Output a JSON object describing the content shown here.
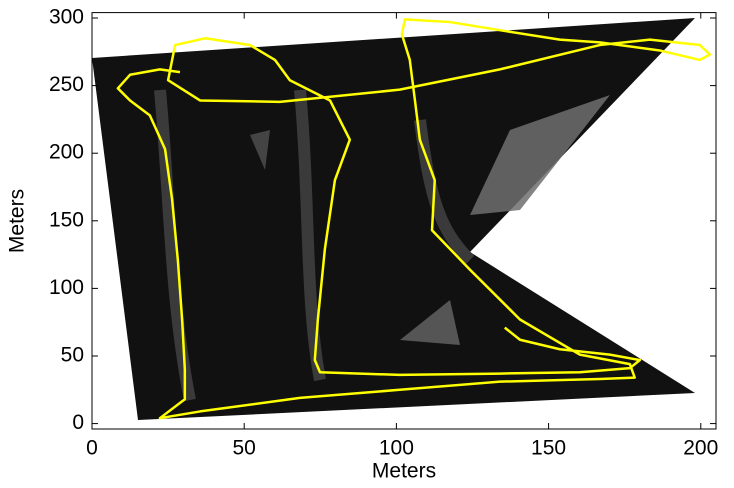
{
  "chart_data": {
    "type": "line",
    "x_label": "Meters",
    "y_label": "Meters",
    "x": [
      135.6,
      140.6,
      153.7,
      170.1,
      180,
      176.7,
      160.3,
      134,
      101.1,
      74.9,
      73.2,
      74.2,
      76.5,
      79.8,
      84.7,
      78.2,
      65,
      60.1,
      51.9,
      37.1,
      27.3,
      25,
      35.5,
      61.7,
      101.1,
      134,
      166.8,
      183.3,
      199.7,
      203,
      199.7,
      186.5,
      166.8,
      153.7,
      134,
      117.6,
      102.8,
      101.8,
      104.4,
      106.1,
      107.7,
      112.6,
      111.7,
      124.1,
      140.6,
      160.3,
      176.7,
      178.3,
      166.8,
      134,
      101.1,
      68.3,
      35.5,
      22.3,
      30.5,
      30.5,
      29.6,
      28.2,
      26.3,
      24,
      19,
      12.5,
      8.5,
      12.5,
      22.3,
      28.9
    ],
    "values": [
      71,
      62,
      55,
      51,
      47,
      41,
      38,
      37,
      36,
      38,
      47,
      77,
      129,
      180,
      210,
      239,
      254,
      269,
      280,
      285,
      280,
      254,
      239,
      238,
      247,
      262,
      280,
      284,
      280,
      273,
      269,
      276,
      282,
      284,
      291,
      297,
      299,
      288,
      269,
      239,
      210,
      180,
      143,
      114,
      77,
      51,
      44,
      34,
      33,
      31,
      25,
      19,
      9,
      4,
      18,
      40,
      77,
      121,
      166,
      203,
      228,
      239,
      248,
      258,
      262,
      260
    ],
    "color": "#ffff00",
    "xlim": [
      0,
      205
    ],
    "ylim": [
      -4,
      304
    ],
    "xticks": [
      0,
      50,
      100,
      150,
      200
    ],
    "yticks": [
      0,
      50,
      100,
      150,
      200,
      250,
      300
    ],
    "grid": false
  }
}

What you should do: Every entry should be returned exactly as written, minus the pictures.

Written response:
Output a JSON object describing the content shown here.
{
  "chart_data": {
    "type": "line",
    "x_label": "Meters",
    "y_label": "Meters",
    "x": [
      135.6,
      140.6,
      153.7,
      170.1,
      180,
      176.7,
      160.3,
      134,
      101.1,
      74.9,
      73.2,
      74.2,
      76.5,
      79.8,
      84.7,
      78.2,
      65,
      60.1,
      51.9,
      37.1,
      27.3,
      25,
      35.5,
      61.7,
      101.1,
      134,
      166.8,
      183.3,
      199.7,
      203,
      199.7,
      186.5,
      166.8,
      153.7,
      134,
      117.6,
      102.8,
      101.8,
      104.4,
      106.1,
      107.7,
      112.6,
      111.7,
      124.1,
      140.6,
      160.3,
      176.7,
      178.3,
      166.8,
      134,
      101.1,
      68.3,
      35.5,
      22.3,
      30.5,
      30.5,
      29.6,
      28.2,
      26.3,
      24,
      19,
      12.5,
      8.5,
      12.5,
      22.3,
      28.9
    ],
    "values": [
      71,
      62,
      55,
      51,
      47,
      41,
      38,
      37,
      36,
      38,
      47,
      77,
      129,
      180,
      210,
      239,
      254,
      269,
      280,
      285,
      280,
      254,
      239,
      238,
      247,
      262,
      280,
      284,
      280,
      273,
      269,
      276,
      282,
      284,
      291,
      297,
      299,
      288,
      269,
      239,
      210,
      180,
      143,
      114,
      77,
      51,
      44,
      34,
      33,
      31,
      25,
      19,
      9,
      4,
      18,
      40,
      77,
      121,
      166,
      203,
      228,
      239,
      248,
      258,
      262,
      260
    ],
    "color": "#ffff00",
    "xlim": [
      0,
      205
    ],
    "ylim": [
      -4,
      304
    ],
    "xticks": [
      0,
      50,
      100,
      150,
      200
    ],
    "yticks": [
      0,
      50,
      100,
      150,
      200,
      250,
      300
    ],
    "grid": false
  }
}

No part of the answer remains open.